Problem description> Tally the lines that include "values". Output the number only.

---- Material shown

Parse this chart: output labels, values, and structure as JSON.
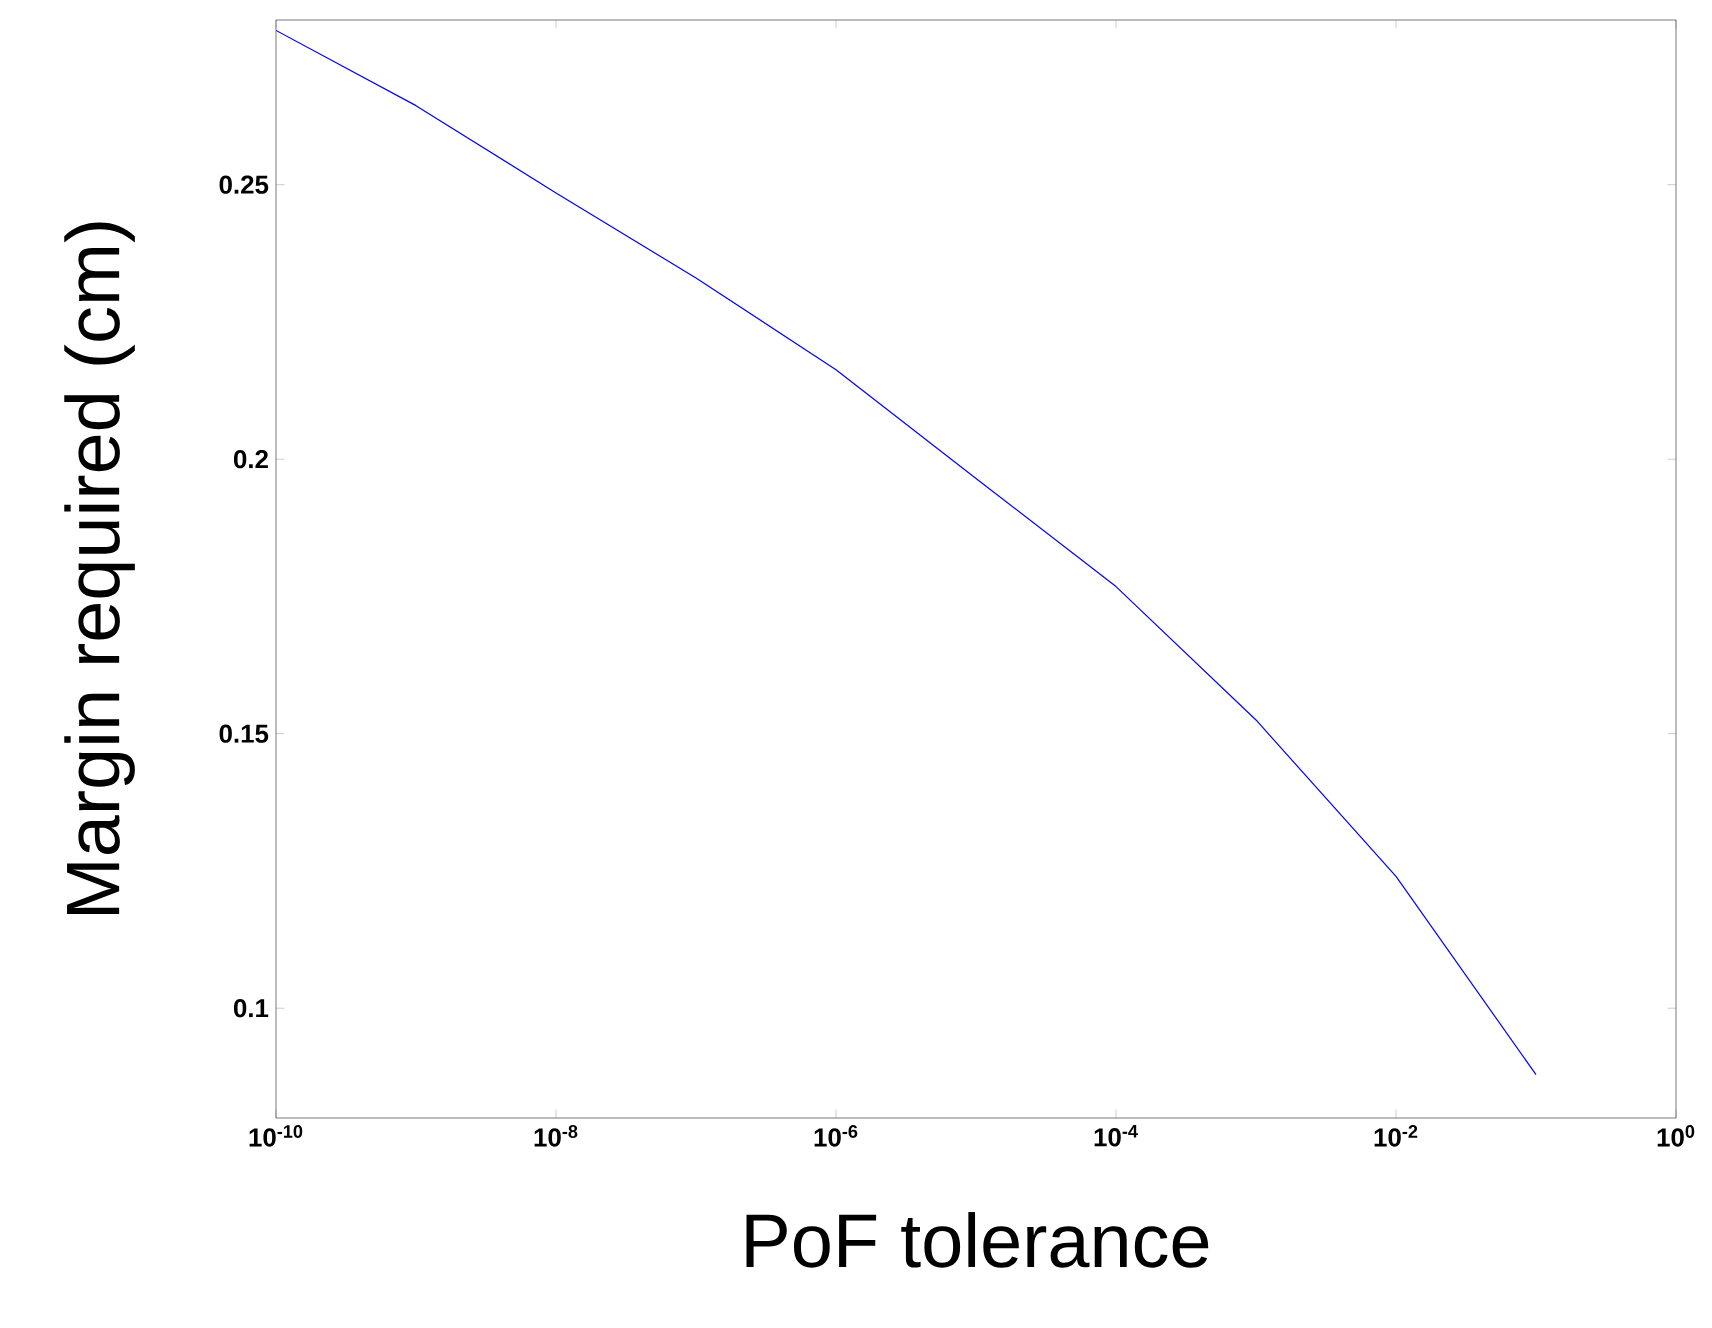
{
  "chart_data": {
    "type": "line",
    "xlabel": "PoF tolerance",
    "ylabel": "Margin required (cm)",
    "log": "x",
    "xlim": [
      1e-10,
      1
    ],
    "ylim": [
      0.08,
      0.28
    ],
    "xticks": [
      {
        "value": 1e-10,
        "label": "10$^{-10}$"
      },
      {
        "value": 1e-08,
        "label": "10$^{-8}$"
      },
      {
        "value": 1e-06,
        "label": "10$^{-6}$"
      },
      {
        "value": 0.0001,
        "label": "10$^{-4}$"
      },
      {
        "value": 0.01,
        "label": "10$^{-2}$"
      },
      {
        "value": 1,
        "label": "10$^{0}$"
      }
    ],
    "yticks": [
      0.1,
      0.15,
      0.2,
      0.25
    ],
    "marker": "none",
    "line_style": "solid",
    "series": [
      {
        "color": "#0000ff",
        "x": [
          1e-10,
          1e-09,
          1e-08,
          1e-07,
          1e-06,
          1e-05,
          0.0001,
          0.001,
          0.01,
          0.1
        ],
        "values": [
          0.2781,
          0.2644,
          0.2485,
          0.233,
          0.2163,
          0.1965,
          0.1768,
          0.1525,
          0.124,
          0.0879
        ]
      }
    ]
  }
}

--------

Correct output> 2